• [TASK] Identify the lines that contain the word "time" and copy each one.

───── SUPPLIED RECORDS ─────

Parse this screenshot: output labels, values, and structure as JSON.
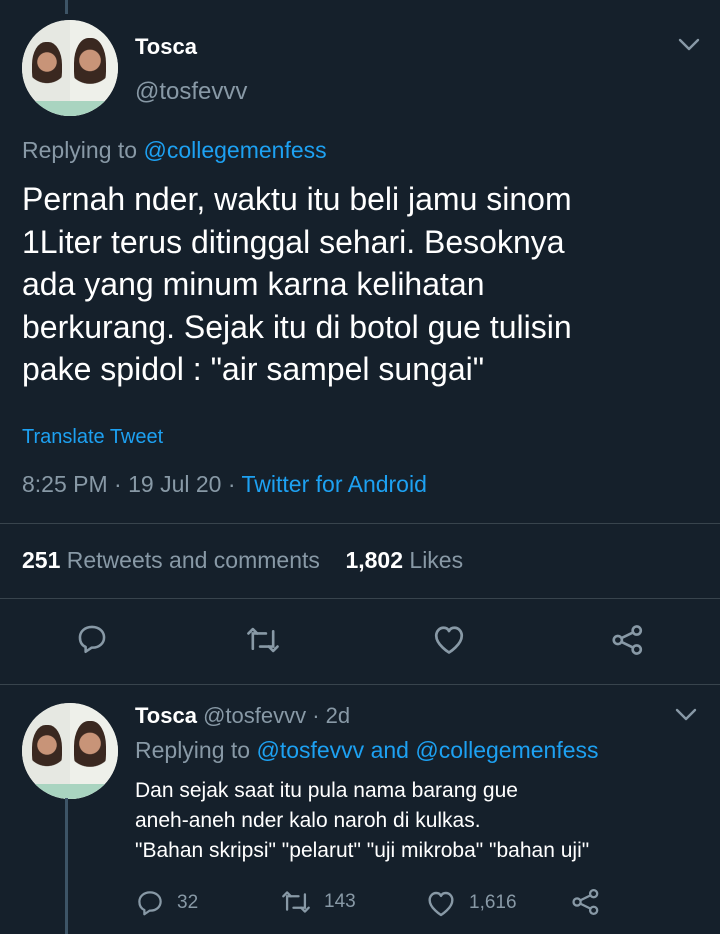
{
  "tweet": {
    "display_name": "Tosca",
    "handle": "@tosfevvv",
    "replying_prefix": "Replying to ",
    "replying_to": "@collegemenfess",
    "text_lines": [
      "Pernah nder, waktu itu beli jamu sinom",
      "1Liter terus ditinggal sehari. Besoknya",
      "ada yang minum karna kelihatan",
      "berkurang. Sejak itu di botol gue tulisin",
      "pake spidol : \"air sampel sungai\""
    ],
    "translate_label": "Translate Tweet",
    "time": "8:25 PM",
    "date": "19 Jul 20",
    "separator": "·",
    "source": "Twitter for Android",
    "retweets_count": "251",
    "retweets_label": "Retweets and comments",
    "likes_count": "1,802",
    "likes_label": "Likes"
  },
  "reply": {
    "display_name": "Tosca",
    "handle": "@tosfevvv",
    "age": "· 2d",
    "replying_prefix": "Replying to ",
    "replying_to_1": "@tosfevvv",
    "and_label": " and ",
    "replying_to_2": "@collegemenfess",
    "text_lines": [
      "Dan sejak saat itu pula nama barang gue",
      "aneh-aneh nder kalo naroh di kulkas.",
      "\"Bahan skripsi\" \"pelarut\" \"uji mikroba\" \"bahan uji\""
    ],
    "comments_count": "32",
    "retweets_count": "143",
    "likes_count": "1,616"
  },
  "icons": {
    "chevron": "chevron-down-icon",
    "comment": "comment-icon",
    "retweet": "retweet-icon",
    "like": "heart-icon",
    "share": "share-icon"
  },
  "colors": {
    "background": "#15202b",
    "accent": "#1da1f2",
    "secondary_text": "#8899a6",
    "divider": "#38444d"
  }
}
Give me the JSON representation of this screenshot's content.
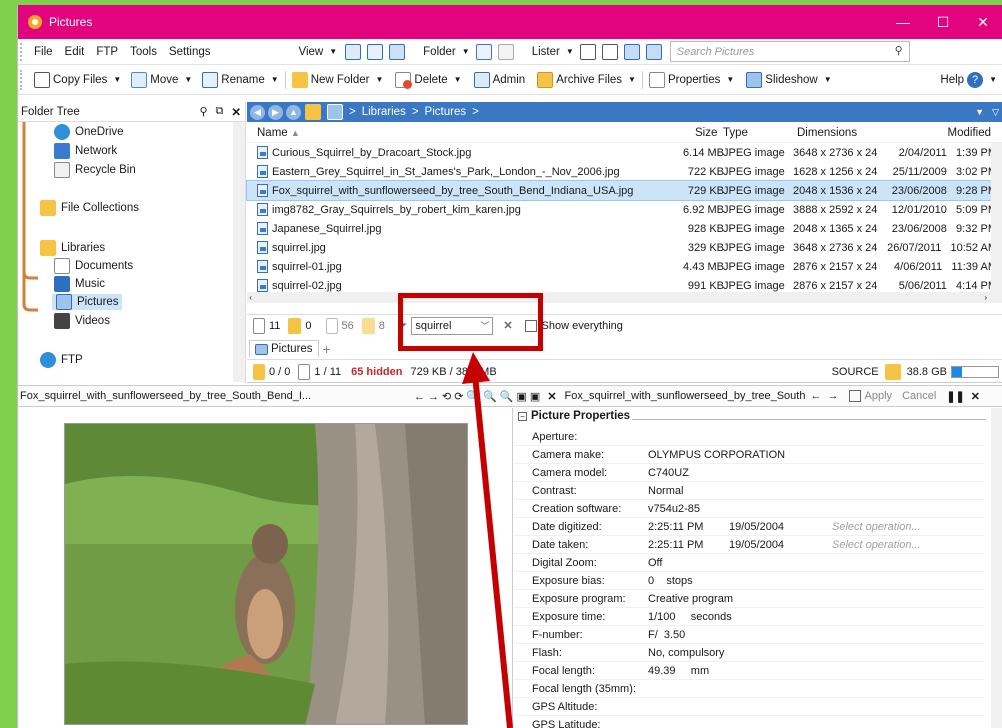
{
  "window": {
    "title": "Pictures",
    "accent": "#e2037e",
    "minimize": "—",
    "maximize": "☐",
    "close": "✕"
  },
  "menu": {
    "file": "File",
    "edit": "Edit",
    "ftp": "FTP",
    "tools": "Tools",
    "settings": "Settings",
    "view": "View",
    "folder": "Folder",
    "lister": "Lister",
    "search_placeholder": "Search Pictures"
  },
  "toolbar": {
    "copy": "Copy Files",
    "move": "Move",
    "rename": "Rename",
    "new_folder": "New Folder",
    "delete": "Delete",
    "admin": "Admin",
    "archive": "Archive Files",
    "properties": "Properties",
    "slideshow": "Slideshow",
    "help": "Help"
  },
  "folder_tree": {
    "header": "Folder Tree",
    "items": [
      {
        "label": "OneDrive",
        "icon": "cloud-icon"
      },
      {
        "label": "Network",
        "icon": "network-icon"
      },
      {
        "label": "Recycle Bin",
        "icon": "recycle-bin-icon"
      },
      {
        "label": "File Collections",
        "icon": "collections-icon"
      },
      {
        "label": "Libraries",
        "icon": "library-icon"
      },
      {
        "label": "Documents",
        "icon": "documents-icon"
      },
      {
        "label": "Music",
        "icon": "music-icon"
      },
      {
        "label": "Pictures",
        "icon": "pictures-icon"
      },
      {
        "label": "Videos",
        "icon": "videos-icon"
      },
      {
        "label": "FTP",
        "icon": "ftp-icon"
      }
    ]
  },
  "path": {
    "sep1": ">",
    "seg1": "Libraries",
    "sep2": ">",
    "seg2": "Pictures",
    "sep3": ">"
  },
  "columns": {
    "name": "Name",
    "size": "Size",
    "type": "Type",
    "dimensions": "Dimensions",
    "modified": "Modified"
  },
  "files": [
    {
      "name": "Curious_Squirrel_by_Dracoart_Stock.jpg",
      "size": "6.14 MB",
      "type": "JPEG image",
      "dim": "3648 x 2736 x 24",
      "date": "2/04/2011",
      "time": "1:39 PM"
    },
    {
      "name": "Eastern_Grey_Squirrel_in_St_James's_Park,_London_-_Nov_2006.jpg",
      "size": "722 KB",
      "type": "JPEG image",
      "dim": "1628 x 1256 x 24",
      "date": "25/11/2009",
      "time": "3:02 PM"
    },
    {
      "name": "Fox_squirrel_with_sunflowerseed_by_tree_South_Bend_Indiana_USA.jpg",
      "size": "729 KB",
      "type": "JPEG image",
      "dim": "2048 x 1536 x 24",
      "date": "23/06/2008",
      "time": "9:28 PM"
    },
    {
      "name": "img8782_Gray_Squirrels_by_robert_kim_karen.jpg",
      "size": "6.92 MB",
      "type": "JPEG image",
      "dim": "3888 x 2592 x 24",
      "date": "12/01/2010",
      "time": "5:09 PM"
    },
    {
      "name": "Japanese_Squirrel.jpg",
      "size": "928 KB",
      "type": "JPEG image",
      "dim": "2048 x 1365 x 24",
      "date": "23/06/2008",
      "time": "9:32 PM"
    },
    {
      "name": "squirrel.jpg",
      "size": "329 KB",
      "type": "JPEG image",
      "dim": "3648 x 2736 x 24",
      "date": "26/07/2011",
      "time": "10:52 AM"
    },
    {
      "name": "squirrel-01.jpg",
      "size": "4.43 MB",
      "type": "JPEG image",
      "dim": "2876 x 2157 x 24",
      "date": "4/06/2011",
      "time": "11:39 AM"
    },
    {
      "name": "squirrel-02.jpg",
      "size": "991 KB",
      "type": "JPEG image",
      "dim": "2876 x 2157 x 24",
      "date": "5/06/2011",
      "time": "4:14 PM"
    }
  ],
  "filter": {
    "files_count": "11",
    "folders_count": "0",
    "c56": "56",
    "c8": "8",
    "value": "squirrel",
    "show_everything": "Show everything"
  },
  "tabs": {
    "pictures": "Pictures",
    "add": "+"
  },
  "status": {
    "sel": "0 / 0",
    "files": "1 / 11",
    "hidden": "65 hidden",
    "size": "729 KB / 38.6 MB",
    "source": "SOURCE",
    "free": "38.8 GB"
  },
  "viewer": {
    "left_title": "Fox_squirrel_with_sunflowerseed_by_tree_South_Bend_I...",
    "right_title": "Fox_squirrel_with_sunflowerseed_by_tree_South_Bend_Indi...",
    "apply": "Apply",
    "cancel": "Cancel"
  },
  "properties": {
    "section": "Picture Properties",
    "rows": [
      {
        "k": "Aperture:",
        "v": "",
        "v2": "",
        "op": ""
      },
      {
        "k": "Camera make:",
        "v": "OLYMPUS CORPORATION",
        "v2": "",
        "op": ""
      },
      {
        "k": "Camera model:",
        "v": "C740UZ",
        "v2": "",
        "op": ""
      },
      {
        "k": "Contrast:",
        "v": "Normal",
        "v2": "",
        "op": ""
      },
      {
        "k": "Creation software:",
        "v": "v754u2-85",
        "v2": "",
        "op": ""
      },
      {
        "k": "Date digitized:",
        "v": "2:25:11 PM",
        "v2": "19/05/2004",
        "op": "Select operation..."
      },
      {
        "k": "Date taken:",
        "v": "2:25:11 PM",
        "v2": "19/05/2004",
        "op": "Select operation..."
      },
      {
        "k": "Digital Zoom:",
        "v": "Off",
        "v2": "",
        "op": ""
      },
      {
        "k": "Exposure bias:",
        "v": "0    stops",
        "v2": "",
        "op": ""
      },
      {
        "k": "Exposure program:",
        "v": "Creative program",
        "v2": "",
        "op": ""
      },
      {
        "k": "Exposure time:",
        "v": "1/100     seconds",
        "v2": "",
        "op": ""
      },
      {
        "k": "F-number:",
        "v": "F/  3.50",
        "v2": "",
        "op": ""
      },
      {
        "k": "Flash:",
        "v": "No, compulsory",
        "v2": "",
        "op": ""
      },
      {
        "k": "Focal length:",
        "v": "49.39     mm",
        "v2": "",
        "op": ""
      },
      {
        "k": "Focal length (35mm):",
        "v": "",
        "v2": "",
        "op": ""
      },
      {
        "k": "GPS Altitude:",
        "v": "",
        "v2": "",
        "op": ""
      },
      {
        "k": "GPS Latitude:",
        "v": "",
        "v2": "",
        "op": ""
      }
    ]
  }
}
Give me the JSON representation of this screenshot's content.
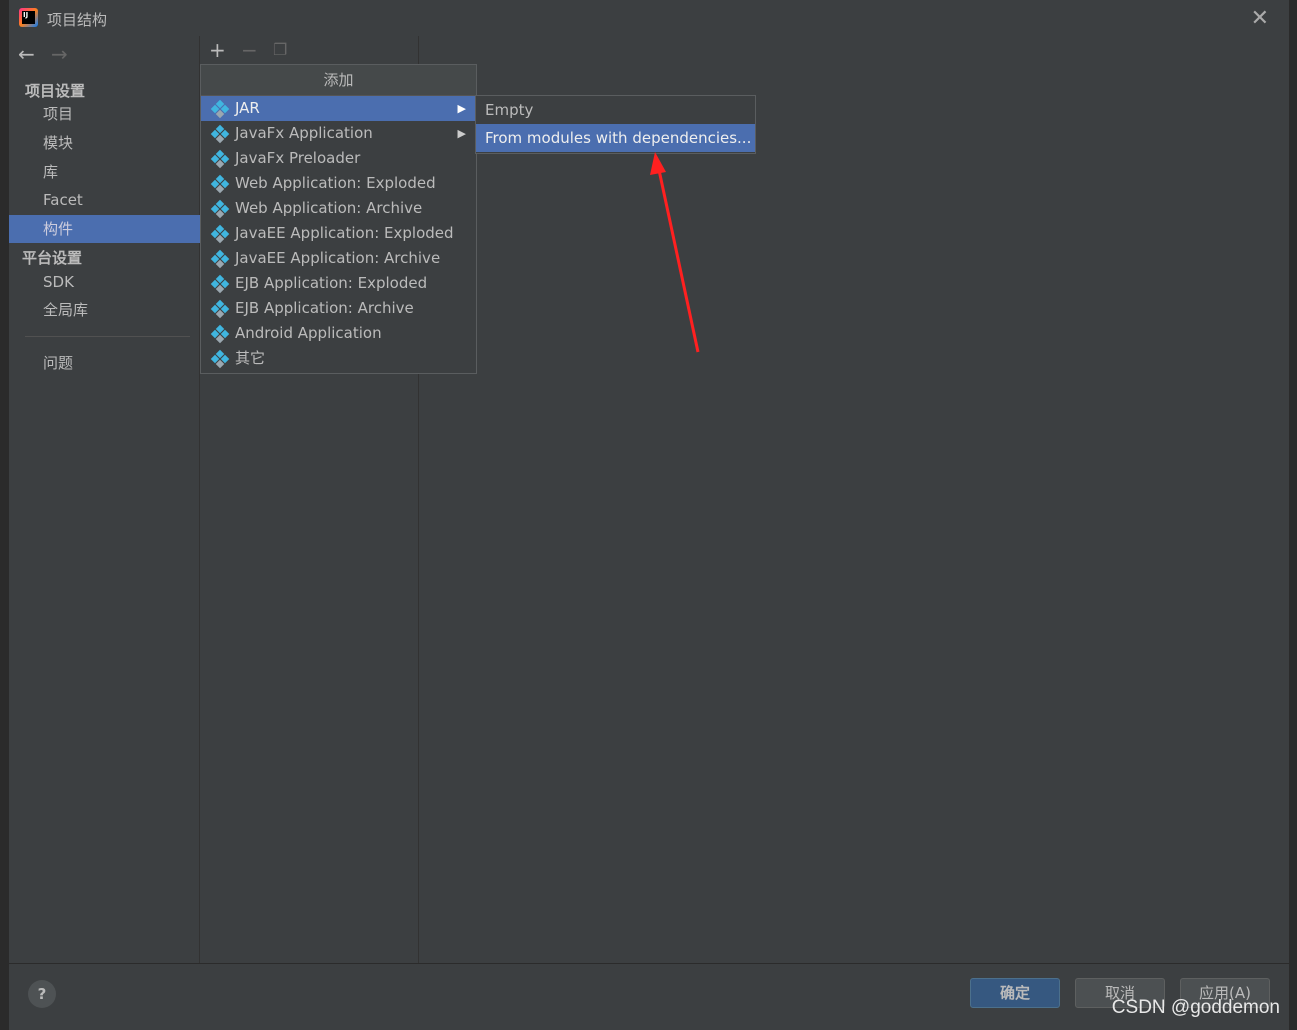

─────

• [FULL ANSWER]
    "time": "8:25 PM",
      "time": "1:39 PM"
      "time": "3:02 PM"
      "time": "9:28 PM"
      "time": "5:09 PM"
      "time": "9:32 PM"
      "time": "10:52 AM"
      "time": "11:39 AM"
      "time": "4:14 PM"
        "k": "Exposure time:",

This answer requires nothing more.